Locate all lines with the word "layer". Copy them.

------------------------------------

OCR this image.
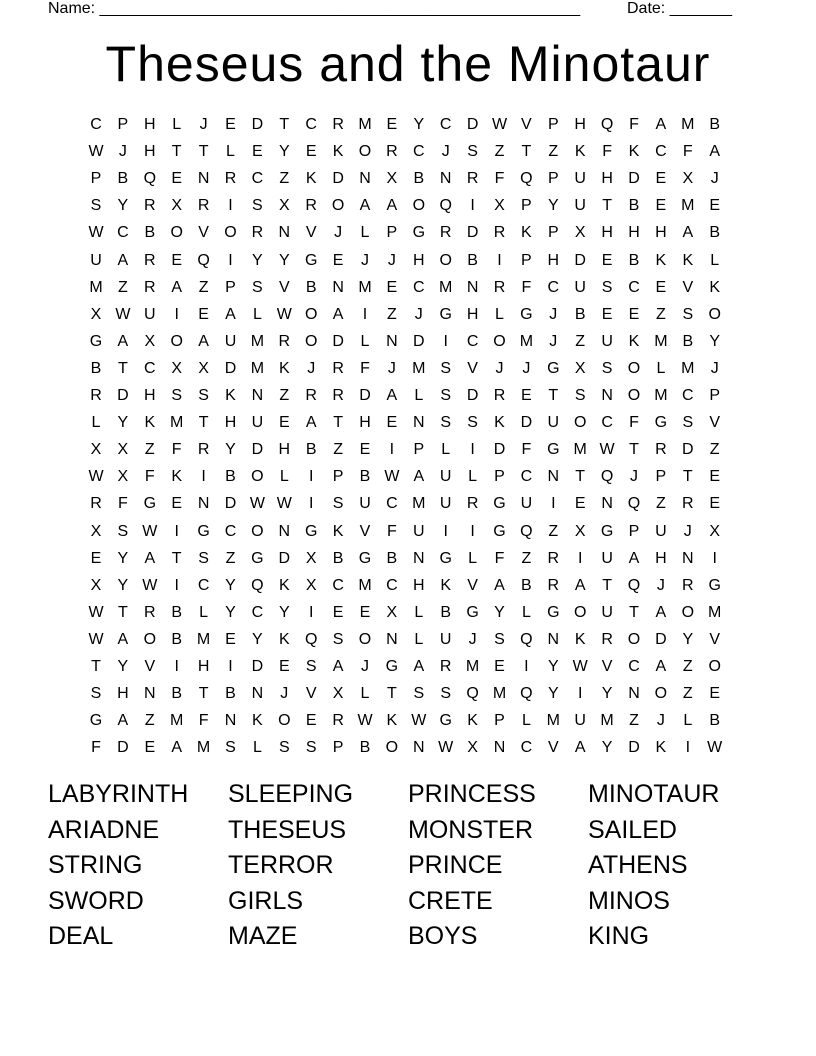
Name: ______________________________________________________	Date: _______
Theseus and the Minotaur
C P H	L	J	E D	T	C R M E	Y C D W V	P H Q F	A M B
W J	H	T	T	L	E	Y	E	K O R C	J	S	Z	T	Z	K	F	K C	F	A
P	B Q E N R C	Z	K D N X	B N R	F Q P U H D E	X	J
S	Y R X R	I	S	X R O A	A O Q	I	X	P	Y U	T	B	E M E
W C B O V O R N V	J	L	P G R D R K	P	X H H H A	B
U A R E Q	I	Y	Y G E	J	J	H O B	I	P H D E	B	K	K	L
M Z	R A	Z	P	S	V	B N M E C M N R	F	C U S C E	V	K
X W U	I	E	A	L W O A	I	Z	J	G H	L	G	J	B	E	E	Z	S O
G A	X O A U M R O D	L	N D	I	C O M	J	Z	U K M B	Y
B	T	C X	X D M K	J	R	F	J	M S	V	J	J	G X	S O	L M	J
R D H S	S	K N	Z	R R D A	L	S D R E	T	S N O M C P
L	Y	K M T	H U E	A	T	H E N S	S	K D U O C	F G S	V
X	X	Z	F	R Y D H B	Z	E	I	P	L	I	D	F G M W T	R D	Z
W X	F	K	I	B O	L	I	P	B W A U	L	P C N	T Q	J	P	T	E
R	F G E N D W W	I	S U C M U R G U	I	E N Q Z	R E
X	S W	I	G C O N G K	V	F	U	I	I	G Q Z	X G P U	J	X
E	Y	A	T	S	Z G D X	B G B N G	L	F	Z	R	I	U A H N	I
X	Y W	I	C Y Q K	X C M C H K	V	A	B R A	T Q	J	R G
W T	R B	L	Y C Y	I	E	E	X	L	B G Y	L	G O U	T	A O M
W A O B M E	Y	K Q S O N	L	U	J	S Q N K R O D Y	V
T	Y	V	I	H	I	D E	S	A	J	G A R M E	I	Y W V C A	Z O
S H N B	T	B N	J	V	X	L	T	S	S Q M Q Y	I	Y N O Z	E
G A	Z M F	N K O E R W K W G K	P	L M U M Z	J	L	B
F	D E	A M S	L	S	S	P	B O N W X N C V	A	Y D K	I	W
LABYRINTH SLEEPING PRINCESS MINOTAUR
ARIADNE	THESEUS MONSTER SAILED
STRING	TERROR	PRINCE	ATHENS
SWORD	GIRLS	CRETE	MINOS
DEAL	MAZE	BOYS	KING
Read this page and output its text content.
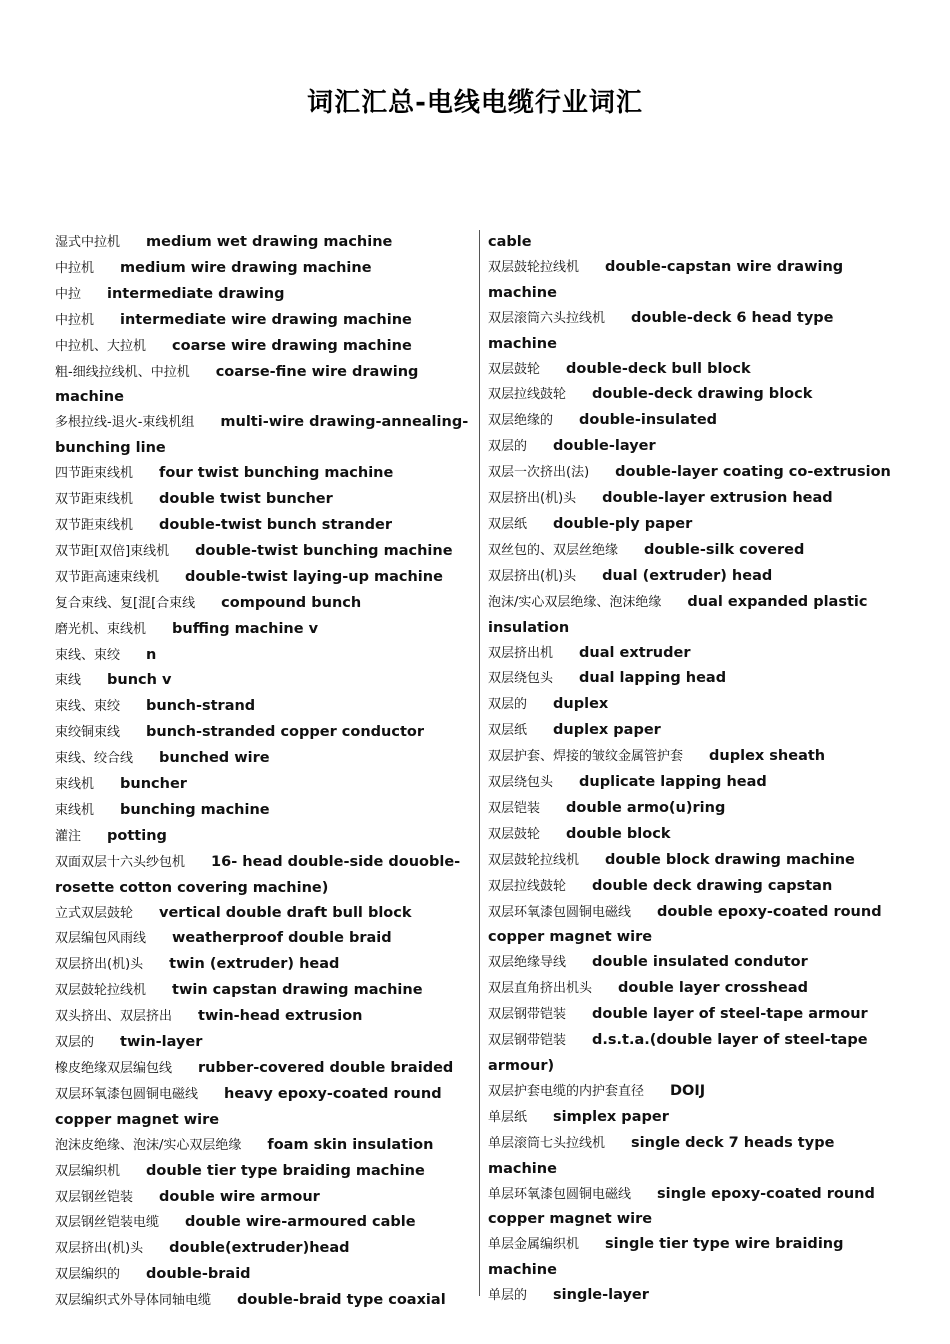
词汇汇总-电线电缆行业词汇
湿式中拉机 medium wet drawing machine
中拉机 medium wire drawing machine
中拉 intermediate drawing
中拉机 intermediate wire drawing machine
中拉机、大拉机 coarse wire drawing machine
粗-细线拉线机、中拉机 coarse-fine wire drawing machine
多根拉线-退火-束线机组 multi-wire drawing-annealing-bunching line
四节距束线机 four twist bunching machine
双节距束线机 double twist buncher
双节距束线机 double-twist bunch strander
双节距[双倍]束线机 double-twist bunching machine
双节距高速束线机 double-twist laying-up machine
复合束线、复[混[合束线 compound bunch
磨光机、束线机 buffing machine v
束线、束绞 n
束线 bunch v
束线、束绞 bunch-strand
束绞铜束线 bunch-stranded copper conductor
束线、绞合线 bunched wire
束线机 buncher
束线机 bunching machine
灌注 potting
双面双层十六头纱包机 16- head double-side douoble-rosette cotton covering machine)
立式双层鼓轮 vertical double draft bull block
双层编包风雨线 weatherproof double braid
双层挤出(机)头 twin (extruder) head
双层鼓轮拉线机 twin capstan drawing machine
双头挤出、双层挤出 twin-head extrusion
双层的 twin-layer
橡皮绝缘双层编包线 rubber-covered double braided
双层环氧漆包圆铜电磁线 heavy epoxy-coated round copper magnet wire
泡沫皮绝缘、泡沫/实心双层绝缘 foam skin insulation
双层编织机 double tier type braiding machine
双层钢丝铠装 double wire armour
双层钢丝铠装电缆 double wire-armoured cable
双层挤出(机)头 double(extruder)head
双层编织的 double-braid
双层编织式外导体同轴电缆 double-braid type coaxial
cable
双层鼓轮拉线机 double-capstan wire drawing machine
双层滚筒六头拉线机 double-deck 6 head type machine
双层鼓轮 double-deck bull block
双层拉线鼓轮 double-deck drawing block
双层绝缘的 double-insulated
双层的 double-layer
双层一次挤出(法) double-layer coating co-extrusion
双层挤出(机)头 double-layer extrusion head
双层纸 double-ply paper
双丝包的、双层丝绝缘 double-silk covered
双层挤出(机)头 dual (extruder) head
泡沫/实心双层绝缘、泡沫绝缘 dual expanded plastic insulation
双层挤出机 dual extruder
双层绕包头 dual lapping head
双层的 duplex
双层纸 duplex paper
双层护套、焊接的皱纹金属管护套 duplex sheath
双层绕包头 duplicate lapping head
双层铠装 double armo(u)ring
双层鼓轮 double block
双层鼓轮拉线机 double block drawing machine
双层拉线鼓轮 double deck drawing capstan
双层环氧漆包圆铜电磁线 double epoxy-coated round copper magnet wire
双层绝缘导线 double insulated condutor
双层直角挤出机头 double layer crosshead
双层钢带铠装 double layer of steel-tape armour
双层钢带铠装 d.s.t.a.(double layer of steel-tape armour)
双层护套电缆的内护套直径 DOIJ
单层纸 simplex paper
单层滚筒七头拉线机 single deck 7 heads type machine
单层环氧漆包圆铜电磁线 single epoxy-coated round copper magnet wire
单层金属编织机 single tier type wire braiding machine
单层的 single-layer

------------------------------------

* Solution for this problem
双层的 twin-layer
双层的 double-layer
双层一次挤出(法) double-layer coating co-extrusion
双层挤出(机)头 double-layer extrusion head
双层直角挤出机头 double layer crosshead
双层钢带铠装 double layer of steel-tape armour
双层钢带铠装 d.s.t.a.(double layer of steel-tape armour)
单层的 single-layer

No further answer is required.